------ Task inputs

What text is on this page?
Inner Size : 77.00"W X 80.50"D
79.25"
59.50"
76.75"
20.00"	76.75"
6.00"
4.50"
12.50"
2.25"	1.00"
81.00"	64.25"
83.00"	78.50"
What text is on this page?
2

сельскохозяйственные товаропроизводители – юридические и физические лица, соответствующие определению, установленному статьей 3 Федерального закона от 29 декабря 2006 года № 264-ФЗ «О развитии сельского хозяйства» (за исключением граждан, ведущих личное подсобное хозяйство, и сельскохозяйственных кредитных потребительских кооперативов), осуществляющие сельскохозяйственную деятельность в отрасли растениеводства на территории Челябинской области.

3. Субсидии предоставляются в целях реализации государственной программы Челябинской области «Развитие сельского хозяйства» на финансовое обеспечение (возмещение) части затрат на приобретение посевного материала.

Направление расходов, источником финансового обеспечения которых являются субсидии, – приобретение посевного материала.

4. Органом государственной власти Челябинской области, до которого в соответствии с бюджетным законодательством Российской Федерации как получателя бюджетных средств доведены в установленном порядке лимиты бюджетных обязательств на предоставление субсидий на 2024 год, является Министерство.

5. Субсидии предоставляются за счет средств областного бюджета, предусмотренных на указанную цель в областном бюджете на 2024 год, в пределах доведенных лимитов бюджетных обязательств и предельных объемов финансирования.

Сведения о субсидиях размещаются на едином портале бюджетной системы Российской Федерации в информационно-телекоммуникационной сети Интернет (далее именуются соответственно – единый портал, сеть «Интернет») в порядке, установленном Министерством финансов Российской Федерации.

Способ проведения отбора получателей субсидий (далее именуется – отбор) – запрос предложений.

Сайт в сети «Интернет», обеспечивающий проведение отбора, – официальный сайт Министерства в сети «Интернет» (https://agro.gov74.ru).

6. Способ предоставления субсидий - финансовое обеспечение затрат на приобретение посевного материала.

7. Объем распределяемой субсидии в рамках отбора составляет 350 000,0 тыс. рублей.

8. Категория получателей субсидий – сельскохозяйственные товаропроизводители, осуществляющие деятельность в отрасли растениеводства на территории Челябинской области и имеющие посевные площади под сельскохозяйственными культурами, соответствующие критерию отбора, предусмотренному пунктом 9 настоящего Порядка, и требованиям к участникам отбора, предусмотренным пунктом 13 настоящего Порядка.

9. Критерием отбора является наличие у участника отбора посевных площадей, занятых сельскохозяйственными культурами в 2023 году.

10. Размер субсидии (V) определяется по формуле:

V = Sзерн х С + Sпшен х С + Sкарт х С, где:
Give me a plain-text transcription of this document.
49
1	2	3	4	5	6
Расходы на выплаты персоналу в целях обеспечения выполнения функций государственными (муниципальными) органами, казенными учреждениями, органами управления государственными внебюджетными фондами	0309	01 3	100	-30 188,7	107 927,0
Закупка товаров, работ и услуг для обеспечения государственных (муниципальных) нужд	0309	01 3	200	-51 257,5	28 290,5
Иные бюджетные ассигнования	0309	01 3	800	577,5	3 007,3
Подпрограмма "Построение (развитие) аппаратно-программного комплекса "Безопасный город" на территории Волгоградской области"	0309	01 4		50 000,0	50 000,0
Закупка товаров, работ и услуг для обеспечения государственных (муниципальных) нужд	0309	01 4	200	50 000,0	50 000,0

------------

# Written instruction:
From the records above, extract every entry verbatim.

# Reply to the exercise:
What text is on this page?
Inner Size : 77.00"W X 80.50"D
79.25"
59.50"
76.75"
20.00"	76.75"
6.00"
4.50"
12.50"
2.25"	1.00"
81.00"	64.25"
83.00"	78.50"
What text is on this page?
2

сельскохозяйственные товаропроизводители – юридические и физические лица, соответствующие определению, установленному статьей 3 Федерального закона от 29 декабря 2006 года № 264-ФЗ «О развитии сельского хозяйства» (за исключением граждан, ведущих личное подсобное хозяйство, и сельскохозяйственных кредитных потребительских кооперативов), осуществляющие сельскохозяйственную деятельность в отрасли растениеводства на территории Челябинской области.

3. Субсидии предоставляются в целях реализации государственной программы Челябинской области «Развитие сельского хозяйства» на финансовое обеспечение (возмещение) части затрат на приобретение посевного материала.

Направление расходов, источником финансового обеспечения которых являются субсидии, – приобретение посевного материала.

4. Органом государственной власти Челябинской области, до которого в соответствии с бюджетным законодательством Российской Федерации как получателя бюджетных средств доведены в установленном порядке лимиты бюджетных обязательств на предоставление субсидий на 2024 год, является Министерство.

5. Субсидии предоставляются за счет средств областного бюджета, предусмотренных на указанную цель в областном бюджете на 2024 год, в пределах доведенных лимитов бюджетных обязательств и предельных объемов финансирования.

Сведения о субсидиях размещаются на едином портале бюджетной системы Российской Федерации в информационно-телекоммуникационной сети Интернет (далее именуются соответственно – единый портал, сеть «Интернет») в порядке, установленном Министерством финансов Российской Федерации.

Способ проведения отбора получателей субсидий (далее именуется – отбор) – запрос предложений.

Сайт в сети «Интернет», обеспечивающий проведение отбора, – официальный сайт Министерства в сети «Интернет» (https://agro.gov74.ru).

6. Способ предоставления субсидий - финансовое обеспечение затрат на приобретение посевного материала.

7. Объем распределяемой субсидии в рамках отбора составляет 350 000,0 тыс. рублей.

8. Категория получателей субсидий – сельскохозяйственные товаропроизводители, осуществляющие деятельность в отрасли растениеводства на территории Челябинской области и имеющие посевные площади под сельскохозяйственными культурами, соответствующие критерию отбора, предусмотренному пунктом 9 настоящего Порядка, и требованиям к участникам отбора, предусмотренным пунктом 13 настоящего Порядка.

9. Критерием отбора является наличие у участника отбора посевных площадей, занятых сельскохозяйственными культурами в 2023 году.

10. Размер субсидии (V) определяется по формуле:

V = Sзерн х С + Sпшен х С + Sкарт х С, где:
Give me a plain-text transcription of this document.
49
1	2	3	4	5	6
Расходы на выплаты персоналу в целях обеспечения выполнения функций государственными (муниципальными) органами, казенными учреждениями, органами управления государственными внебюджетными фондами	0309	01 3	100	-30 188,7	107 927,0
Закупка товаров, работ и услуг для обеспечения государственных (муниципальных) нужд	0309	01 3	200	-51 257,5	28 290,5
Иные бюджетные ассигнования	0309	01 3	800	577,5	3 007,3
Подпрограмма "Построение (развитие) аппаратно-программного комплекса "Безопасный город" на территории Волгоградской области"	0309	01 4		50 000,0	50 000,0
Закупка товаров, работ и услуг для обеспечения государственных (муниципальных) нужд	0309	01 4	200	50 000,0	50 000,0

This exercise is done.